→ **Required work**:
Every line below that holds the string "JSON" should be copied out.

→ **Data provided**:

········

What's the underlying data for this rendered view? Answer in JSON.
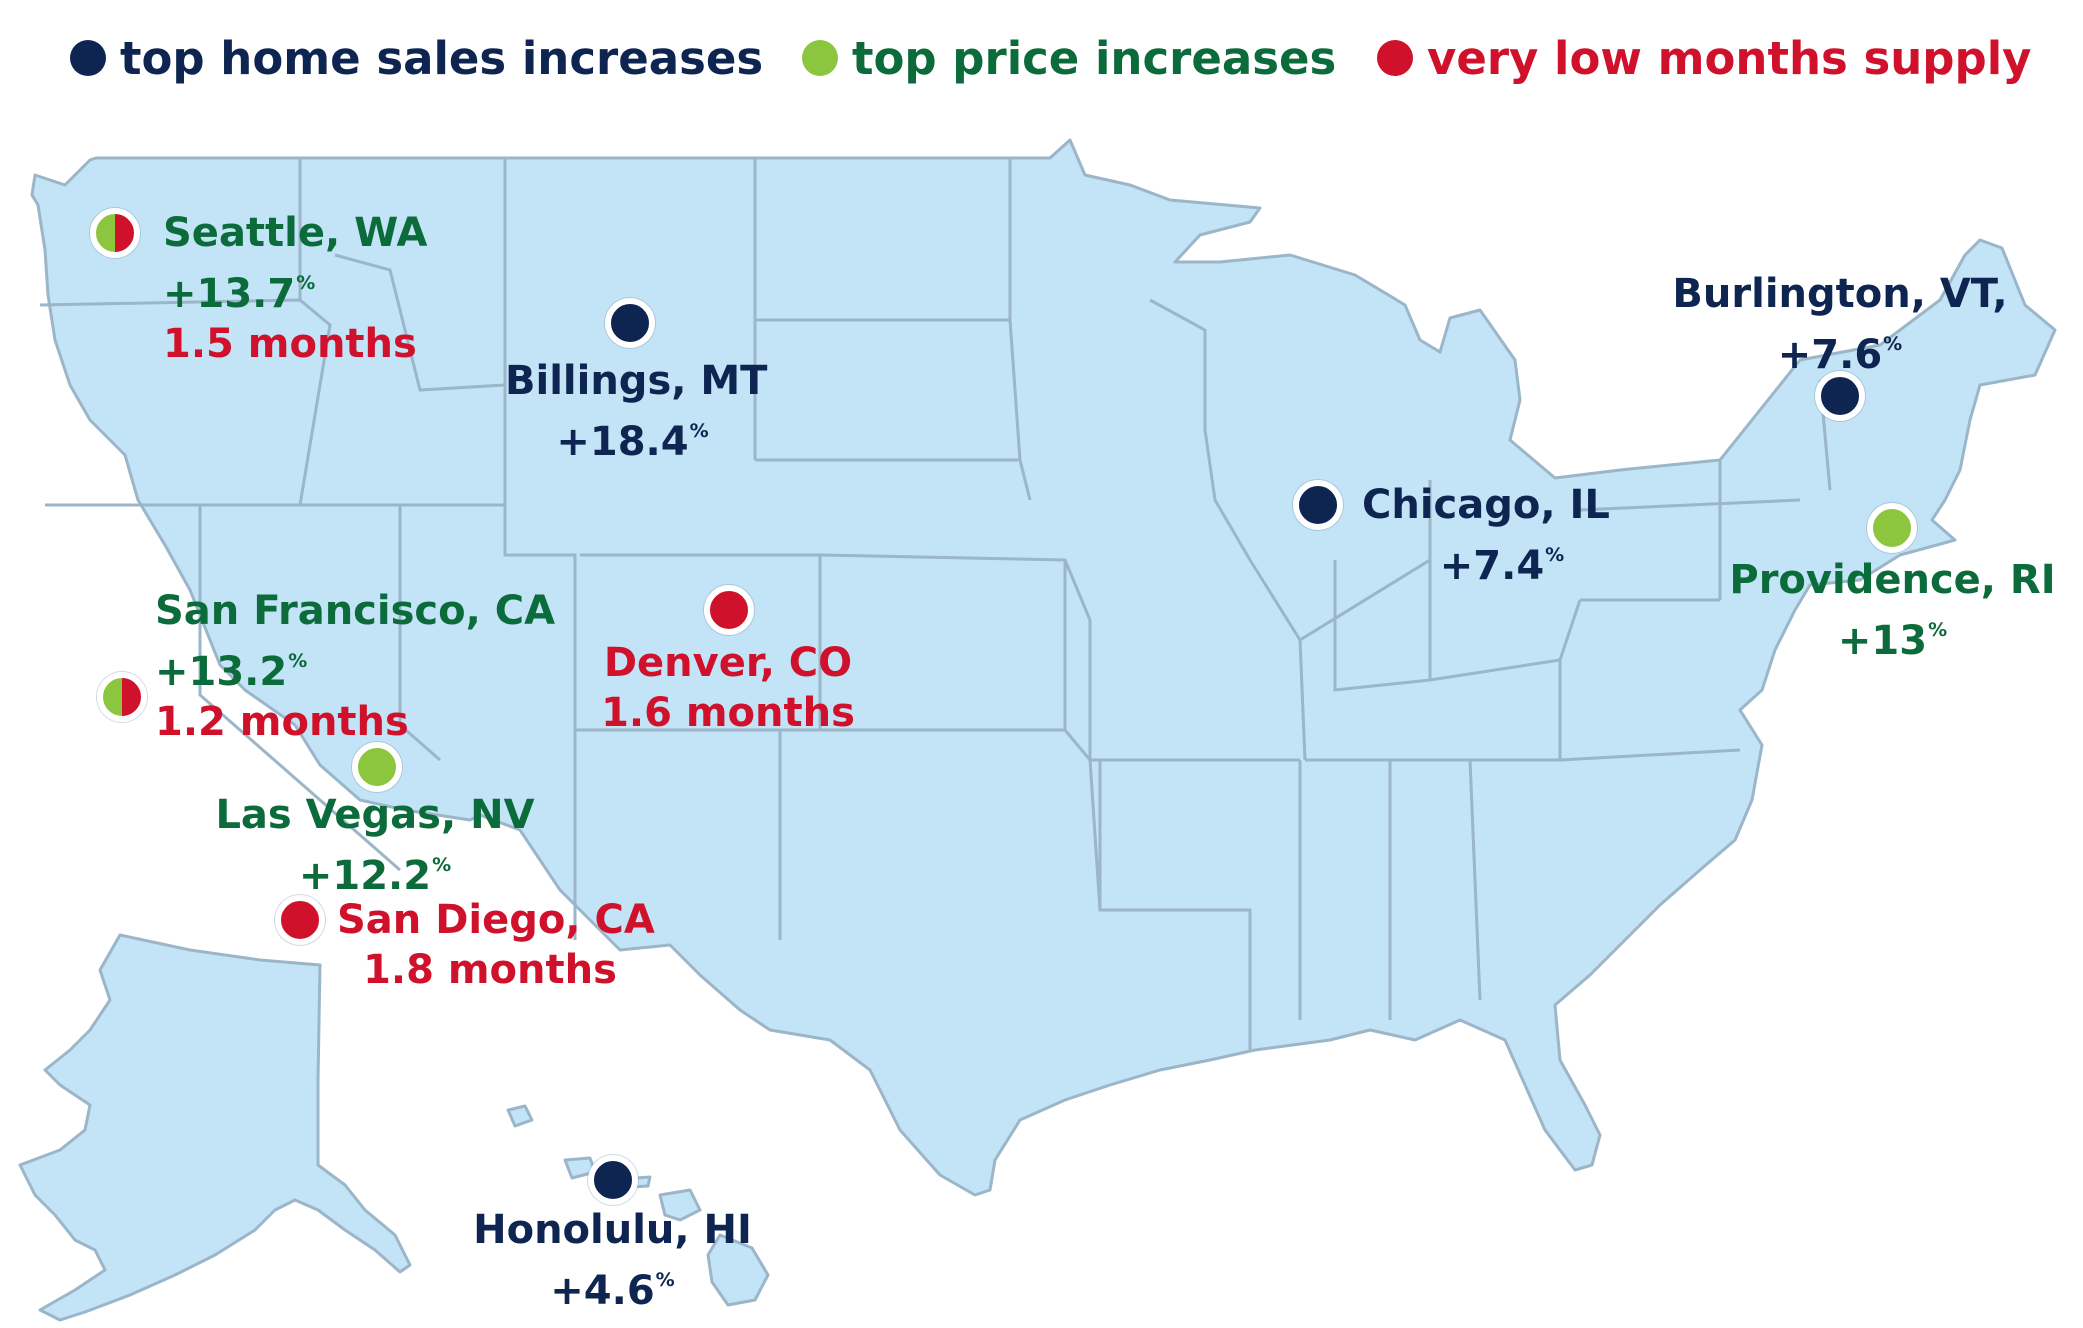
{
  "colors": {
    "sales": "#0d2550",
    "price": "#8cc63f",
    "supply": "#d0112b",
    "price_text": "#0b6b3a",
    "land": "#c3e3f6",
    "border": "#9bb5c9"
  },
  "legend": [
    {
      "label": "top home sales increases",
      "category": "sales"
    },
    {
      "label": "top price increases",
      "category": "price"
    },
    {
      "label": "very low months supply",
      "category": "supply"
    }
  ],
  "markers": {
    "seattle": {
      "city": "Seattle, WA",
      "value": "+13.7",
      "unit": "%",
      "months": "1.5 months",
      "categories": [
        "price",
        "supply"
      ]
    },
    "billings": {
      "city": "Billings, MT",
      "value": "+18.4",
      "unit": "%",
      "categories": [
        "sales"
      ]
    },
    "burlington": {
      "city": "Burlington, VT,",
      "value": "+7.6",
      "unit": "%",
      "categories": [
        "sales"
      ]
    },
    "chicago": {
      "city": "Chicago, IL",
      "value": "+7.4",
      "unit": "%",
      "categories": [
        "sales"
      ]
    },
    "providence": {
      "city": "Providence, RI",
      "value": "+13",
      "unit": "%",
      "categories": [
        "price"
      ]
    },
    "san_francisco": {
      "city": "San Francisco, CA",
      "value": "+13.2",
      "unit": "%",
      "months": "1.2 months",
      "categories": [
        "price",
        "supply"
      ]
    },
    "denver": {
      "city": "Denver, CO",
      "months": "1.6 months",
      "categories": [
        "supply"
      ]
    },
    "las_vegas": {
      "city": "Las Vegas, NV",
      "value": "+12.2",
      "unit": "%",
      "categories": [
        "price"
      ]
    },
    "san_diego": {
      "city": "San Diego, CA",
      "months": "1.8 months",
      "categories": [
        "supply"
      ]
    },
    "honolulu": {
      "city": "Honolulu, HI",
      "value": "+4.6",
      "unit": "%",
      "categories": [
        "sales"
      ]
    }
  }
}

········

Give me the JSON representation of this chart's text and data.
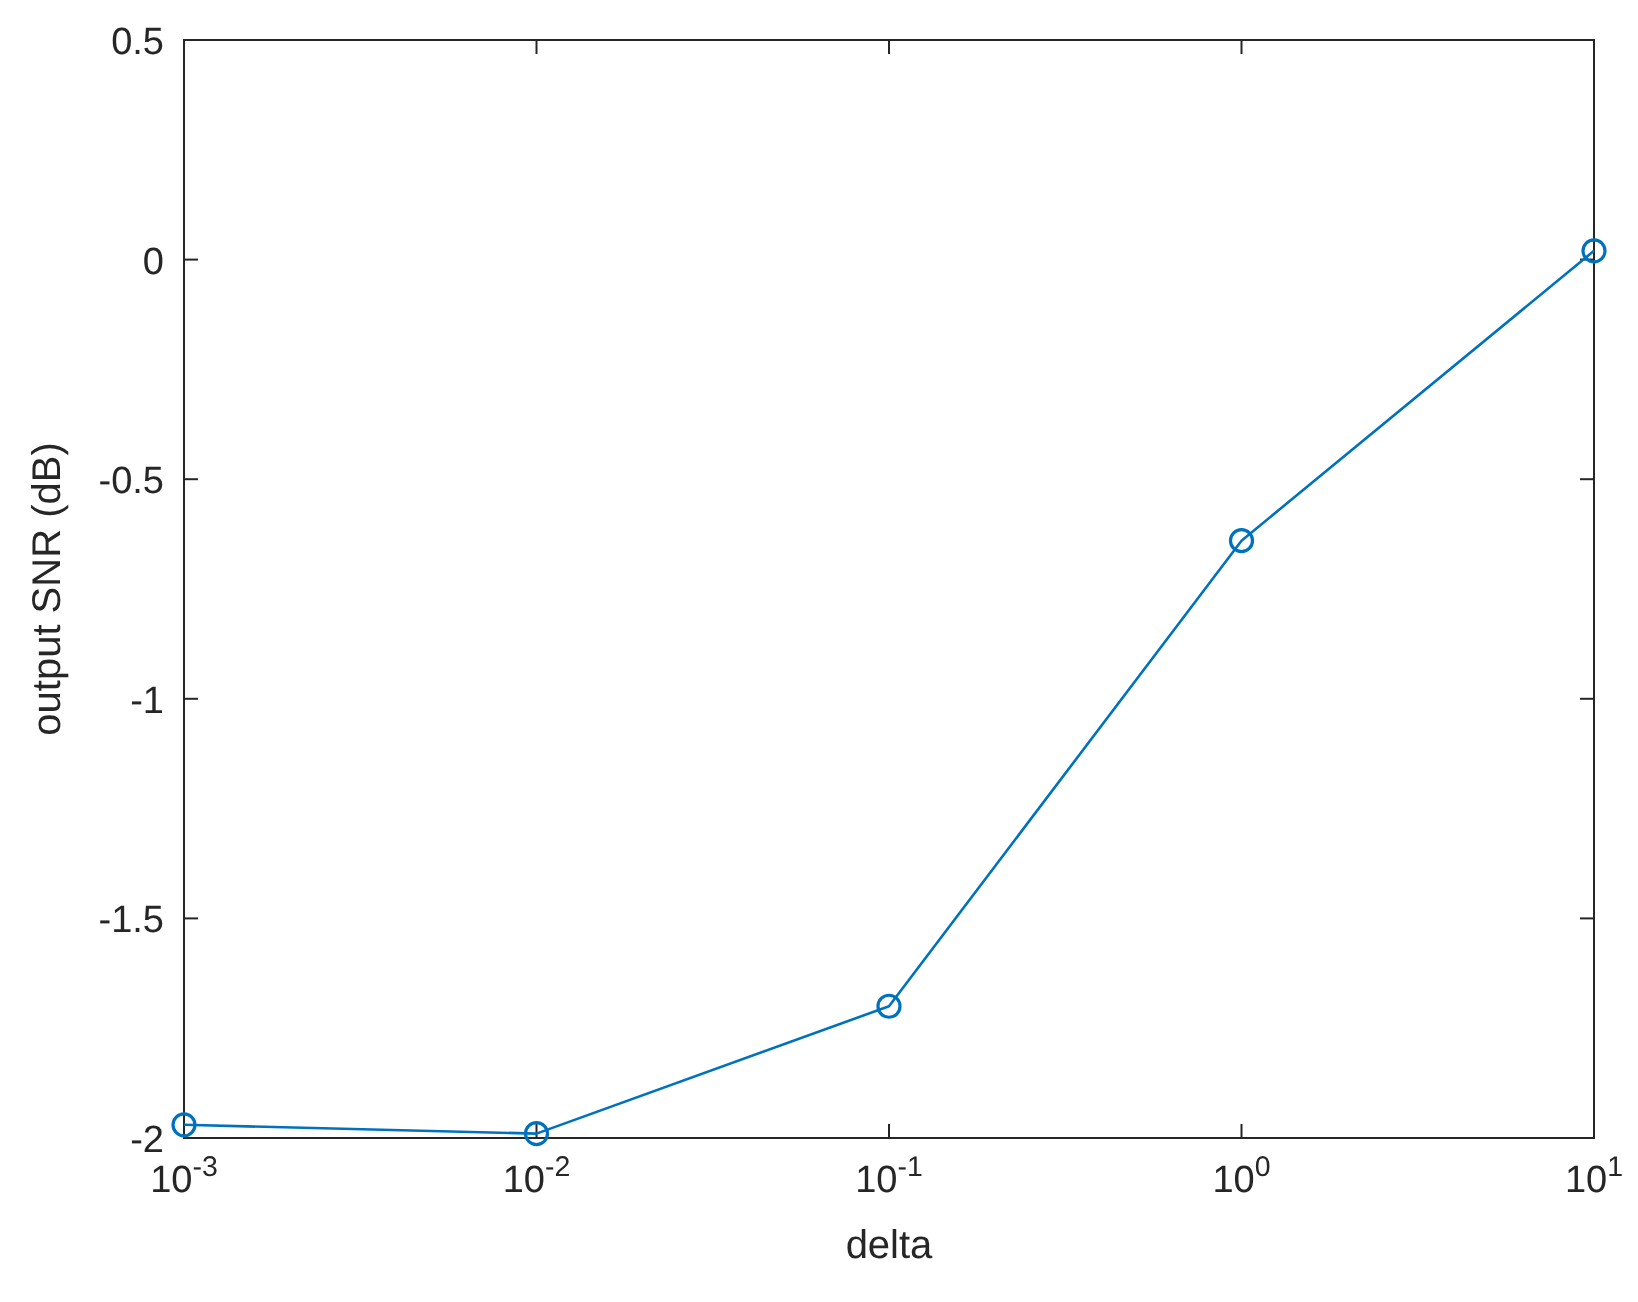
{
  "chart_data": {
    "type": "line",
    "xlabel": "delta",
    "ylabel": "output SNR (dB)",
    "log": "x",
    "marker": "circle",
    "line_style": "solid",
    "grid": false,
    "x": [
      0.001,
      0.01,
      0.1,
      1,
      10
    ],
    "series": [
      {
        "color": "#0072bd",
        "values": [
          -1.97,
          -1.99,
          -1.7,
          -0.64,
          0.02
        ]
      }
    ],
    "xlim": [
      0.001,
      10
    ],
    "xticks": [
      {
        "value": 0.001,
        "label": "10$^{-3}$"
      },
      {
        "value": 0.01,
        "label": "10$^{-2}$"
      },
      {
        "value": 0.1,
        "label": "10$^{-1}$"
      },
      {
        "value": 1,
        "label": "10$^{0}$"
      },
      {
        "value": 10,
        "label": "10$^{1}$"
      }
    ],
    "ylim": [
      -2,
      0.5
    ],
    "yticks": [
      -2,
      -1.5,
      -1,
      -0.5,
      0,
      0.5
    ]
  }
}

········

→ **The result**:
What's the underlying data for this rendered view? Answer in JSON.
Give me the JSON representation of this chart's text and data.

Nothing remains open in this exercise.